* What is required *
Starting at the line that contains "Output the text content of this document.", write out each line through the end of the data below, exactly as it stands. Skip any pictures.

* Record excerpts *
%%
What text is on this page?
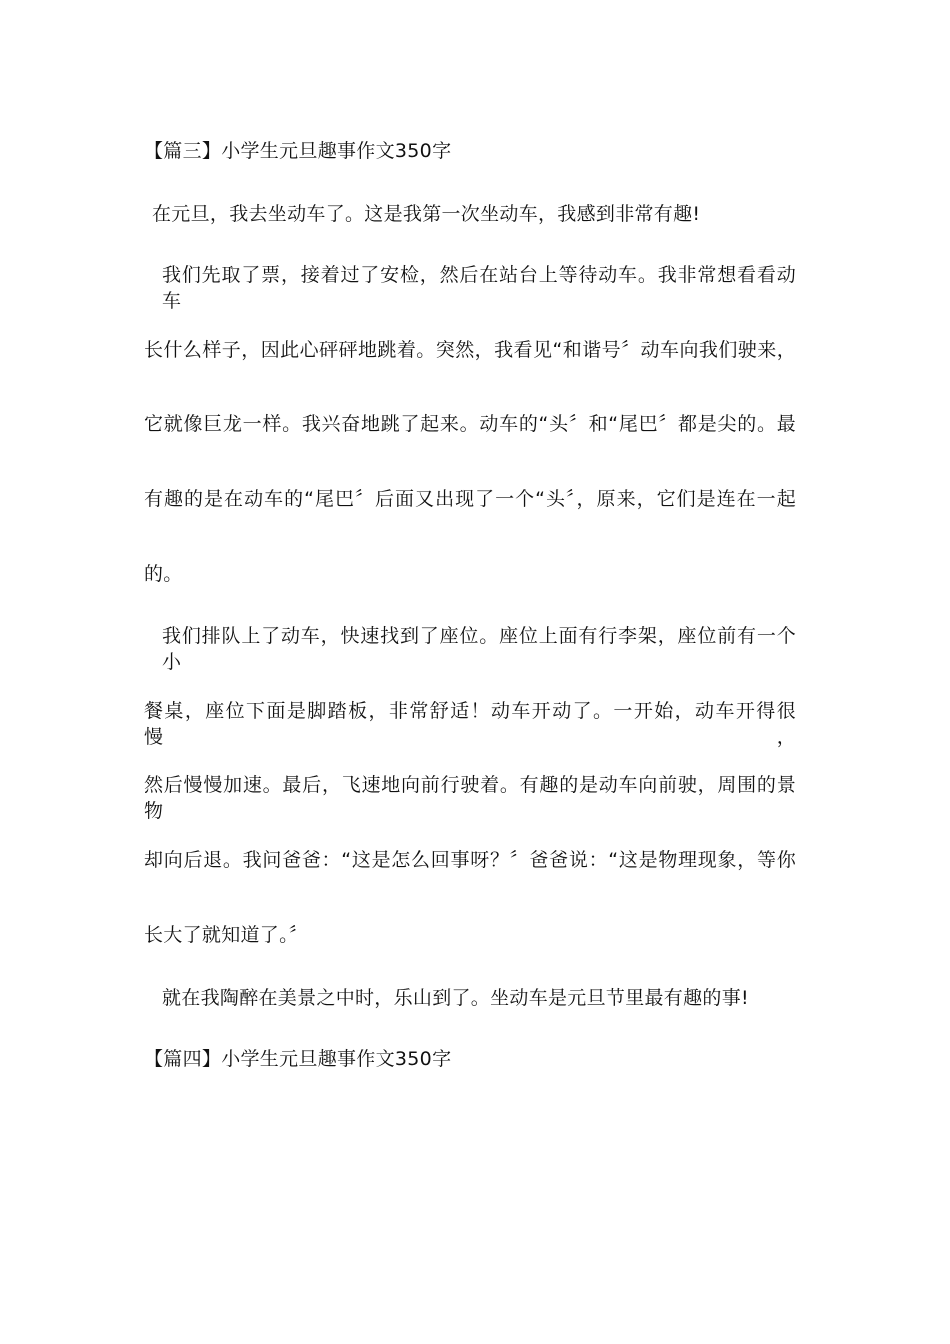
【篇三】小学生元旦趣事作文350字
在元旦，我去坐动车了。这是我第一次坐动车，我感到非常有趣!
我们先取了票，接着过了安检，然后在站台上等待动车。我非常想看看动车
长什么样子，因此心砰砰地跳着。突然，我看见“和谐号〞动车向我们驶来，
它就像巨龙一样。我兴奋地跳了起来。动车的“头〞和“尾巴〞都是尖的。最
有趣的是在动车的“尾巴〞后面又出现了一个“头〞，原来，它们是连在一起
的。
我们排队上了动车，快速找到了座位。座位上面有行李架，座位前有一个小
餐桌，座位下面是脚踏板，非常舒适！动车开动了。一开始，动车开得很慢，
然后慢慢加速。最后，飞速地向前行驶着。有趣的是动车向前驶，周围的景物
却向后退。我问爸爸：“这是怎么回事呀？〞爸爸说：“这是物理现象，等你
长大了就知道了。〞
就在我陶醉在美景之中时，乐山到了。坐动车是元旦节里最有趣的事!
【篇四】小学生元旦趣事作文350字
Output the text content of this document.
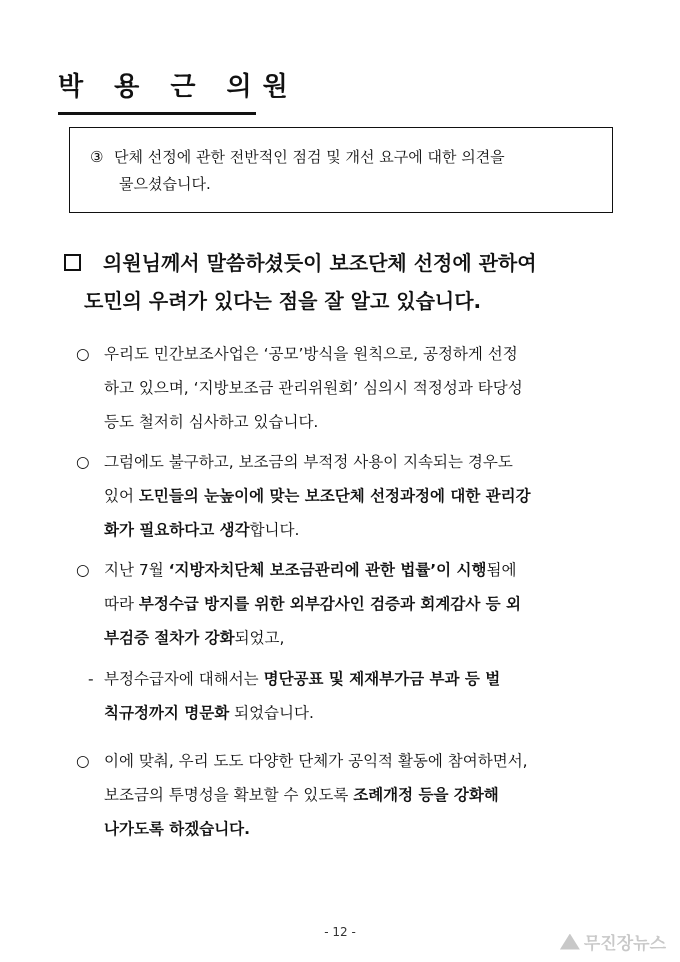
박 용 근 의원
③ 단체 선정에 관한 전반적인 점검 및 개선 요구에 대한 의견을
물으셨습니다.
의원님께서 말씀하셨듯이 보조단체 선정에 관하여
도민의 우려가 있다는 점을 잘 알고 있습니다.
○ 우리도 민간보조사업은 ‘공모’방식을 원칙으로, 공정하게 선정
하고 있으며, ‘지방보조금 관리위원회’ 심의시 적정성과 타당성
등도 철저히 심사하고 있습니다.
○ 그럼에도 불구하고, 보조금의 부적정 사용이 지속되는 경우도
있어 도민들의 눈높이에 맞는 보조단체 선정과정에 대한 관리강
화가 필요하다고 생각합니다.
○ 지난 7월 ‘지방자치단체 보조금관리에 관한 법률’이 시행됨에
따라 부정수급 방지를 위한 외부감사인 검증과 회계감사 등 외
부검증 절차가 강화되었고,
- 부정수급자에 대해서는 명단공표 및 제재부가금 부과 등 벌
칙규정까지 명문화 되었습니다.
○ 이에 맞춰, 우리 도도 다양한 단체가 공익적 활동에 참여하면서,
보조금의 투명성을 확보할 수 있도록 조례개정 등을 강화해
나가도록 하겠습니다.
- 12 -
무진장뉴스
%%
* Solution below *
Output the text content of this document.
박 용 근 의원
③ 단체 선정에 관한 전반적인 점검 및 개선 요구에 대한 의견을
물으셨습니다.
의원님께서 말씀하셨듯이 보조단체 선정에 관하여
도민의 우려가 있다는 점을 잘 알고 있습니다.
○ 우리도 민간보조사업은 ‘공모’방식을 원칙으로, 공정하게 선정
하고 있으며, ‘지방보조금 관리위원회’ 심의시 적정성과 타당성
등도 철저히 심사하고 있습니다.
○ 그럼에도 불구하고, 보조금의 부적정 사용이 지속되는 경우도
있어 도민들의 눈높이에 맞는 보조단체 선정과정에 대한 관리강
화가 필요하다고 생각합니다.
○ 지난 7월 ‘지방자치단체 보조금관리에 관한 법률’이 시행됨에
따라 부정수급 방지를 위한 외부감사인 검증과 회계감사 등 외
부검증 절차가 강화되었고,
- 부정수급자에 대해서는 명단공표 및 제재부가금 부과 등 벌
칙규정까지 명문화 되었습니다.
○ 이에 맞춰, 우리 도도 다양한 단체가 공익적 활동에 참여하면서,
보조금의 투명성을 확보할 수 있도록 조례개정 등을 강화해
나가도록 하겠습니다.
- 12 -
무진장뉴스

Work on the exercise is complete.